**Instructions to follow**
Copy the material that follows word for word and omit its pictures.

* START Supplied records *

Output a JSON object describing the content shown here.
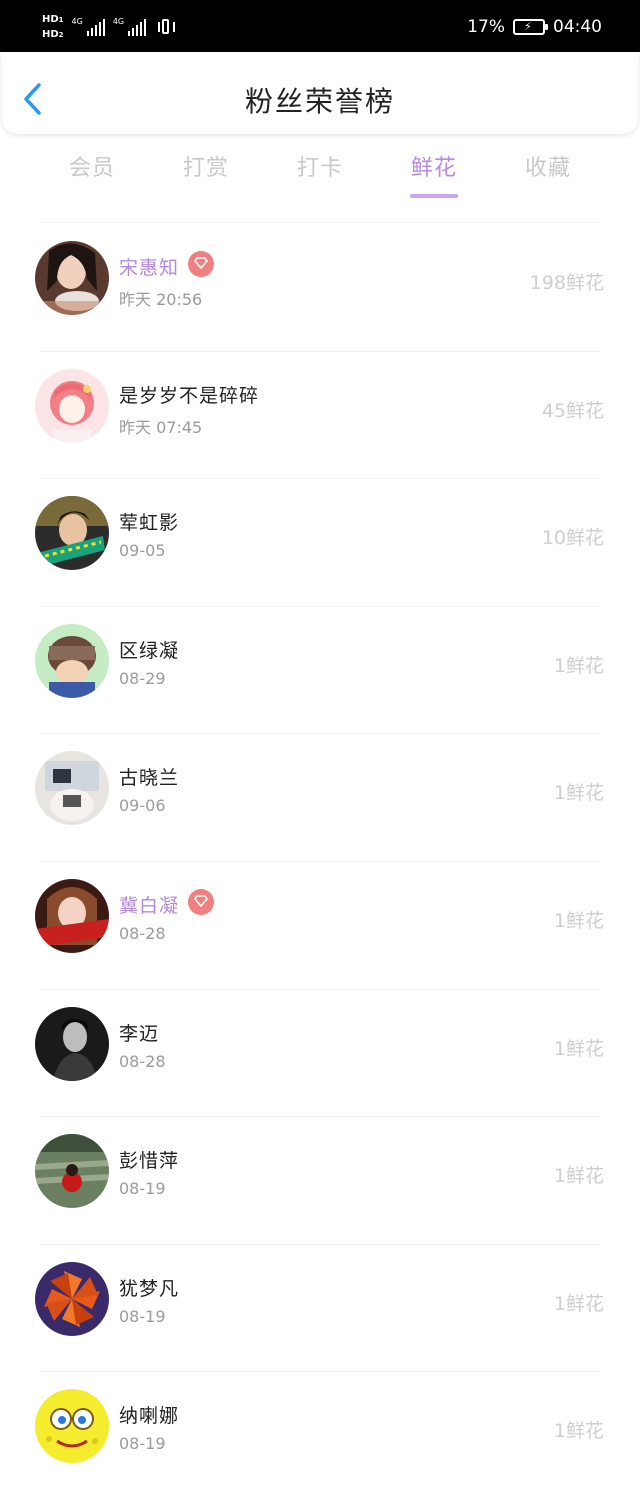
{
  "status_bar": {
    "hd1": "HD",
    "hd1_sub": "1",
    "hd2": "HD",
    "hd2_sub": "2",
    "net1": "4G",
    "net2": "4G",
    "battery_percent": "17%",
    "clock": "04:40",
    "icons": [
      "signal-icon",
      "vibrate-icon",
      "battery-charging-icon"
    ]
  },
  "header": {
    "title": "粉丝荣誉榜",
    "back_icon": "chevron-left-icon",
    "accent_color": "#2a9be8"
  },
  "tabs": [
    {
      "label": "会员",
      "active": false
    },
    {
      "label": "打赏",
      "active": false
    },
    {
      "label": "打卡",
      "active": false
    },
    {
      "label": "鲜花",
      "active": true
    },
    {
      "label": "收藏",
      "active": false
    }
  ],
  "colors": {
    "tab_active": "#b78be0",
    "vip_name": "#b48ad8",
    "badge": "#ef8080"
  },
  "fans": [
    {
      "name": "宋惠知",
      "time": "昨天 20:56",
      "count": "198鲜花",
      "vip": true
    },
    {
      "name": "是岁岁不是碎碎",
      "time": "昨天 07:45",
      "count": "45鲜花",
      "vip": false
    },
    {
      "name": "荤虹影",
      "time": "09-05",
      "count": "10鲜花",
      "vip": false
    },
    {
      "name": "区绿凝",
      "time": "08-29",
      "count": "1鲜花",
      "vip": false
    },
    {
      "name": "古晓兰",
      "time": "09-06",
      "count": "1鲜花",
      "vip": false
    },
    {
      "name": "冀白凝",
      "time": "08-28",
      "count": "1鲜花",
      "vip": true
    },
    {
      "name": "李迈",
      "time": "08-28",
      "count": "1鲜花",
      "vip": false
    },
    {
      "name": "彭惜萍",
      "time": "08-19",
      "count": "1鲜花",
      "vip": false
    },
    {
      "name": "犹梦凡",
      "time": "08-19",
      "count": "1鲜花",
      "vip": false
    },
    {
      "name": "纳喇娜",
      "time": "08-19",
      "count": "1鲜花",
      "vip": false
    }
  ]
}
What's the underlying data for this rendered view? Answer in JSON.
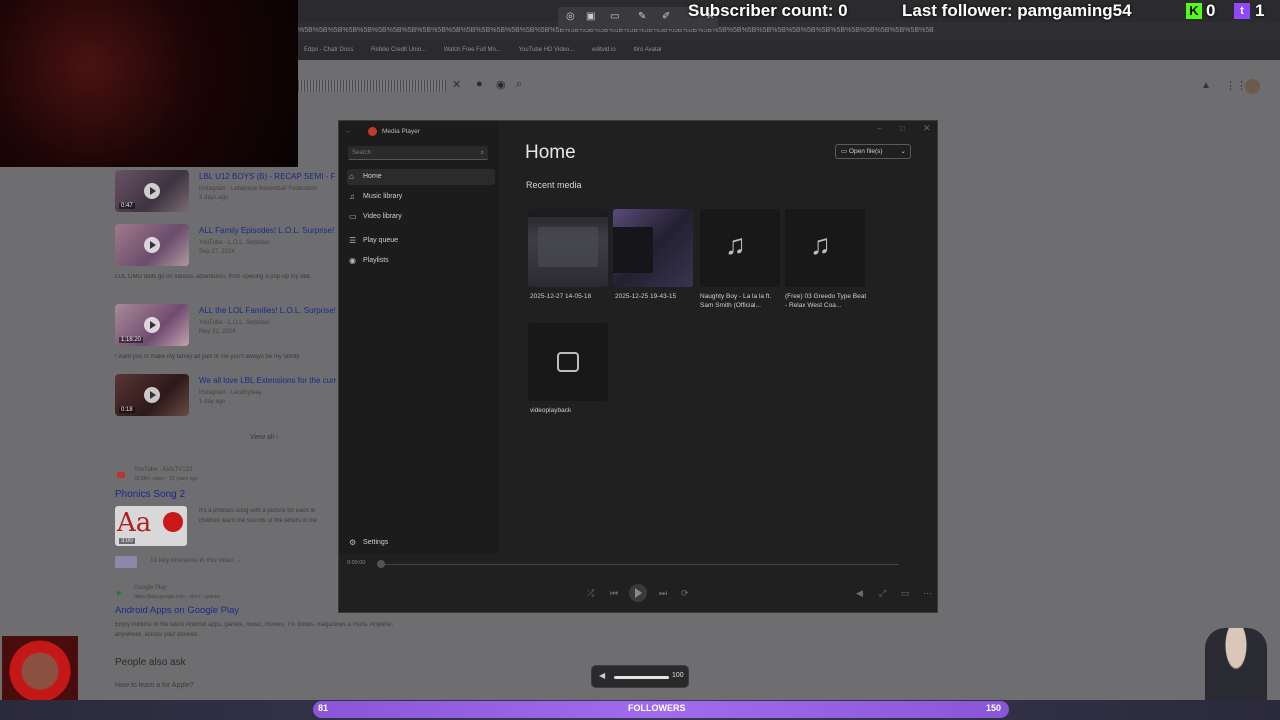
{
  "overlay": {
    "subscriber_count": "Subscriber count: 0",
    "last_follower": "Last follower: pamgaming54",
    "kick_count": "0",
    "twitch_count": "1"
  },
  "browser": {
    "bookmarks": [
      "Edpo - Chatr Docs",
      "Rebilio Credit Unio...",
      "Watch Free Full Mo...",
      "YouTube HD Video...",
      "editvid.io",
      "Itiro Avatar"
    ],
    "tabs_text": "%5B%5B%5B%5B%5B%5B%5B%5B%5B%5B%5B%5B%5B%5B%5B%5B%5B%5B%5B%5B%5B%5B%5B%5B%5B%5B%5B%5B%5B%5B%5B%5B%5B%5B%5B%5B%5B%5B%5B%5B%5B%5B%5B"
  },
  "google": {
    "results": [
      {
        "title": "LBL U12 BOYS (B) - RECAP SEMI - F",
        "source": "Instagram · Lebanese Basketball Federation",
        "date": "3 days ago",
        "duration": "0:47",
        "desc": ""
      },
      {
        "title": "ALL Family Episodes! L.O.L. Surprise!",
        "source": "YouTube · L.O.L. Surprise!",
        "date": "Sep 27, 2024",
        "duration": "",
        "desc": "LOL OMG dolls go on various adventures, from opening a pop-up toy bell."
      },
      {
        "title": "ALL the LOL Families! L.O.L. Surprise!",
        "source": "YouTube · L.O.L. Surprise!",
        "date": "May 31, 2024",
        "duration": "1:18:20",
        "desc": "I want you to make my family all part of me you'll always be my family."
      },
      {
        "title": "We all love LBL Extensions for the curr",
        "source": "Instagram · Leodhylaay",
        "date": "1 day ago",
        "duration": "0:18",
        "desc": ""
      }
    ],
    "view_all": "View all",
    "kids": {
      "source": "YouTube · KidsTV123",
      "views": "33.8M+ views · 15 years ago",
      "title": "Phonics Song 2",
      "desc1": "It's a phonics song with a picture for each le",
      "desc2": "children learn the sounds of the letters in the",
      "duration": "3:00",
      "key_moments": "10 key moments in this video"
    },
    "play": {
      "source": "Google Play",
      "url": "https://play.google.com › store › games",
      "title": "Android Apps on Google Play",
      "desc1": "Enjoy millions of the latest Android apps, games, music, movies, TV, books, magazines & more. Anytime,",
      "desc2": "anywhere, across your devices."
    },
    "people_also_ask": "People also ask",
    "question": "How to learn a for Apple?"
  },
  "media_player": {
    "app_title": "Media Player",
    "search_placeholder": "Search",
    "nav": [
      "Home",
      "Music library",
      "Video library",
      "Play queue",
      "Playlists"
    ],
    "settings": "Settings",
    "heading": "Home",
    "open_button": "Open file(s)",
    "section": "Recent media",
    "items": [
      {
        "label": "2025-12-27 14-05-18",
        "kind": "video"
      },
      {
        "label": "2025-12-25 19-43-15",
        "kind": "video"
      },
      {
        "label": "Naughty Boy - La la la ft. Sam Smith (Official...",
        "kind": "music"
      },
      {
        "label": "(Free) 03 Greedo Type Beat - Relax West Coa...",
        "kind": "music"
      },
      {
        "label": "videoplayback",
        "kind": "file"
      }
    ],
    "time": "0:00:00"
  },
  "volume": {
    "value": "100",
    "level": 1.0
  },
  "followers_bar": {
    "left": "81",
    "label": "FOLLOWERS",
    "right": "150"
  }
}
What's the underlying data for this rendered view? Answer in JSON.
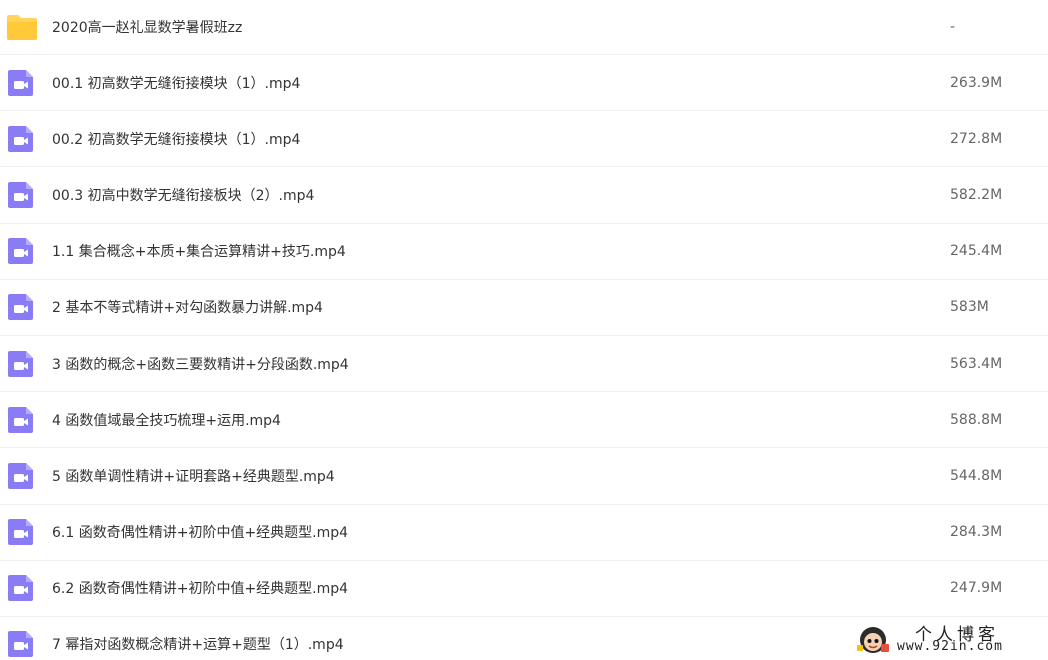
{
  "files": [
    {
      "type": "folder",
      "name": "2020高一赵礼显数学暑假班zz",
      "size": "-"
    },
    {
      "type": "video",
      "name": "00.1 初高数学无缝衔接模块（1）.mp4",
      "size": "263.9M"
    },
    {
      "type": "video",
      "name": "00.2 初高数学无缝衔接模块（1）.mp4",
      "size": "272.8M"
    },
    {
      "type": "video",
      "name": "00.3 初高中数学无缝衔接板块（2）.mp4",
      "size": "582.2M"
    },
    {
      "type": "video",
      "name": "1.1 集合概念+本质+集合运算精讲+技巧.mp4",
      "size": "245.4M"
    },
    {
      "type": "video",
      "name": "2 基本不等式精讲+对勾函数暴力讲解.mp4",
      "size": "583M"
    },
    {
      "type": "video",
      "name": "3 函数的概念+函数三要数精讲+分段函数.mp4",
      "size": "563.4M"
    },
    {
      "type": "video",
      "name": "4 函数值域最全技巧梳理+运用.mp4",
      "size": "588.8M"
    },
    {
      "type": "video",
      "name": "5 函数单调性精讲+证明套路+经典题型.mp4",
      "size": "544.8M"
    },
    {
      "type": "video",
      "name": "6.1 函数奇偶性精讲+初阶中值+经典题型.mp4",
      "size": "284.3M"
    },
    {
      "type": "video",
      "name": "6.2 函数奇偶性精讲+初阶中值+经典题型.mp4",
      "size": "247.9M"
    },
    {
      "type": "video",
      "name": "7 幂指对函数概念精讲+运算+题型（1）.mp4",
      "size": ""
    }
  ],
  "icons": {
    "folder": "folder-icon",
    "video": "video-file-icon"
  },
  "colors": {
    "folder": "#FFD35C",
    "video": "#8A7CF5",
    "text": "#333333",
    "size_text": "#666666"
  },
  "watermark": {
    "line1": "个人博客",
    "line2": "www.92in.com"
  }
}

* END Supplied records *

**Answer below**
Output a JSON object describing the content shown here.
{
  "status_bar": {
    "hd1": "HD",
    "hd1_sub": "1",
    "hd2": "HD",
    "hd2_sub": "2",
    "net1": "4G",
    "net2": "4G",
    "battery_percent": "17%",
    "clock": "04:40",
    "icons": [
      "signal-icon",
      "vibrate-icon",
      "battery-charging-icon"
    ]
  },
  "header": {
    "title": "粉丝荣誉榜",
    "back_icon": "chevron-left-icon",
    "accent_color": "#2a9be8"
  },
  "tabs": [
    {
      "label": "会员",
      "active": false
    },
    {
      "label": "打赏",
      "active": false
    },
    {
      "label": "打卡",
      "active": false
    },
    {
      "label": "鲜花",
      "active": true
    },
    {
      "label": "收藏",
      "active": false
    }
  ],
  "colors": {
    "tab_active": "#b78be0",
    "vip_name": "#b48ad8",
    "badge": "#ef8080"
  },
  "fans": [
    {
      "name": "宋惠知",
      "time": "昨天 20:56",
      "count": "198鲜花",
      "vip": true
    },
    {
      "name": "是岁岁不是碎碎",
      "time": "昨天 07:45",
      "count": "45鲜花",
      "vip": false
    },
    {
      "name": "荤虹影",
      "time": "09-05",
      "count": "10鲜花",
      "vip": false
    },
    {
      "name": "区绿凝",
      "time": "08-29",
      "count": "1鲜花",
      "vip": false
    },
    {
      "name": "古晓兰",
      "time": "09-06",
      "count": "1鲜花",
      "vip": false
    },
    {
      "name": "冀白凝",
      "time": "08-28",
      "count": "1鲜花",
      "vip": true
    },
    {
      "name": "李迈",
      "time": "08-28",
      "count": "1鲜花",
      "vip": false
    },
    {
      "name": "彭惜萍",
      "time": "08-19",
      "count": "1鲜花",
      "vip": false
    },
    {
      "name": "犹梦凡",
      "time": "08-19",
      "count": "1鲜花",
      "vip": false
    },
    {
      "name": "纳喇娜",
      "time": "08-19",
      "count": "1鲜花",
      "vip": false
    }
  ]
}
What's the underlying data for this rendered view? Answer in JSON.
{
  "overlay": {
    "subscriber_count": "Subscriber count: 0",
    "last_follower": "Last follower: pamgaming54",
    "kick_count": "0",
    "twitch_count": "1"
  },
  "browser": {
    "bookmarks": [
      "Edpo - Chatr Docs",
      "Rebilio Credit Unio...",
      "Watch Free Full Mo...",
      "YouTube HD Video...",
      "editvid.io",
      "Itiro Avatar"
    ],
    "tabs_text": "%5B%5B%5B%5B%5B%5B%5B%5B%5B%5B%5B%5B%5B%5B%5B%5B%5B%5B%5B%5B%5B%5B%5B%5B%5B%5B%5B%5B%5B%5B%5B%5B%5B%5B%5B%5B%5B%5B%5B%5B%5B%5B%5B"
  },
  "google": {
    "results": [
      {
        "title": "LBL U12 BOYS (B) - RECAP SEMI - F",
        "source": "Instagram · Lebanese Basketball Federation",
        "date": "3 days ago",
        "duration": "0:47",
        "desc": ""
      },
      {
        "title": "ALL Family Episodes! L.O.L. Surprise!",
        "source": "YouTube · L.O.L. Surprise!",
        "date": "Sep 27, 2024",
        "duration": "",
        "desc": "LOL OMG dolls go on various adventures, from opening a pop-up toy bell."
      },
      {
        "title": "ALL the LOL Families! L.O.L. Surprise!",
        "source": "YouTube · L.O.L. Surprise!",
        "date": "May 31, 2024",
        "duration": "1:18:20",
        "desc": "I want you to make my family all part of me you'll always be my family."
      },
      {
        "title": "We all love LBL Extensions for the curr",
        "source": "Instagram · Leodhylaay",
        "date": "1 day ago",
        "duration": "0:18",
        "desc": ""
      }
    ],
    "view_all": "View all",
    "kids": {
      "source": "YouTube · KidsTV123",
      "views": "33.8M+ views · 15 years ago",
      "title": "Phonics Song 2",
      "desc1": "It's a phonics song with a picture for each le",
      "desc2": "children learn the sounds of the letters in the",
      "duration": "3:00",
      "key_moments": "10 key moments in this video"
    },
    "play": {
      "source": "Google Play",
      "url": "https://play.google.com › store › games",
      "title": "Android Apps on Google Play",
      "desc1": "Enjoy millions of the latest Android apps, games, music, movies, TV, books, magazines & more. Anytime,",
      "desc2": "anywhere, across your devices."
    },
    "people_also_ask": "People also ask",
    "question": "How to learn a for Apple?"
  },
  "media_player": {
    "app_title": "Media Player",
    "search_placeholder": "Search",
    "nav": [
      "Home",
      "Music library",
      "Video library",
      "Play queue",
      "Playlists"
    ],
    "settings": "Settings",
    "heading": "Home",
    "open_button": "Open file(s)",
    "section": "Recent media",
    "items": [
      {
        "label": "2025-12-27 14-05-18",
        "kind": "video"
      },
      {
        "label": "2025-12-25 19-43-15",
        "kind": "video"
      },
      {
        "label": "Naughty Boy - La la la ft. Sam Smith (Official...",
        "kind": "music"
      },
      {
        "label": "(Free) 03 Greedo Type Beat - Relax West Coa...",
        "kind": "music"
      },
      {
        "label": "videoplayback",
        "kind": "file"
      }
    ],
    "time": "0:00:00"
  },
  "volume": {
    "value": "100",
    "level": 1.0
  },
  "followers_bar": {
    "left": "81",
    "label": "FOLLOWERS",
    "right": "150"
  }
}
What's the underlying data for this rendered view? Answer in JSON.
{
  "files": [
    {
      "type": "folder",
      "name": "2020高一赵礼显数学暑假班zz",
      "size": "-"
    },
    {
      "type": "video",
      "name": "00.1 初高数学无缝衔接模块（1）.mp4",
      "size": "263.9M"
    },
    {
      "type": "video",
      "name": "00.2 初高数学无缝衔接模块（1）.mp4",
      "size": "272.8M"
    },
    {
      "type": "video",
      "name": "00.3 初高中数学无缝衔接板块（2）.mp4",
      "size": "582.2M"
    },
    {
      "type": "video",
      "name": "1.1 集合概念+本质+集合运算精讲+技巧.mp4",
      "size": "245.4M"
    },
    {
      "type": "video",
      "name": "2 基本不等式精讲+对勾函数暴力讲解.mp4",
      "size": "583M"
    },
    {
      "type": "video",
      "name": "3 函数的概念+函数三要数精讲+分段函数.mp4",
      "size": "563.4M"
    },
    {
      "type": "video",
      "name": "4 函数值域最全技巧梳理+运用.mp4",
      "size": "588.8M"
    },
    {
      "type": "video",
      "name": "5 函数单调性精讲+证明套路+经典题型.mp4",
      "size": "544.8M"
    },
    {
      "type": "video",
      "name": "6.1 函数奇偶性精讲+初阶中值+经典题型.mp4",
      "size": "284.3M"
    },
    {
      "type": "video",
      "name": "6.2 函数奇偶性精讲+初阶中值+经典题型.mp4",
      "size": "247.9M"
    },
    {
      "type": "video",
      "name": "7 幂指对函数概念精讲+运算+题型（1）.mp4",
      "size": ""
    }
  ],
  "icons": {
    "folder": "folder-icon",
    "video": "video-file-icon"
  },
  "colors": {
    "folder": "#FFD35C",
    "video": "#8A7CF5",
    "text": "#333333",
    "size_text": "#666666"
  },
  "watermark": {
    "line1": "个人博客",
    "line2": "www.92in.com"
  }
}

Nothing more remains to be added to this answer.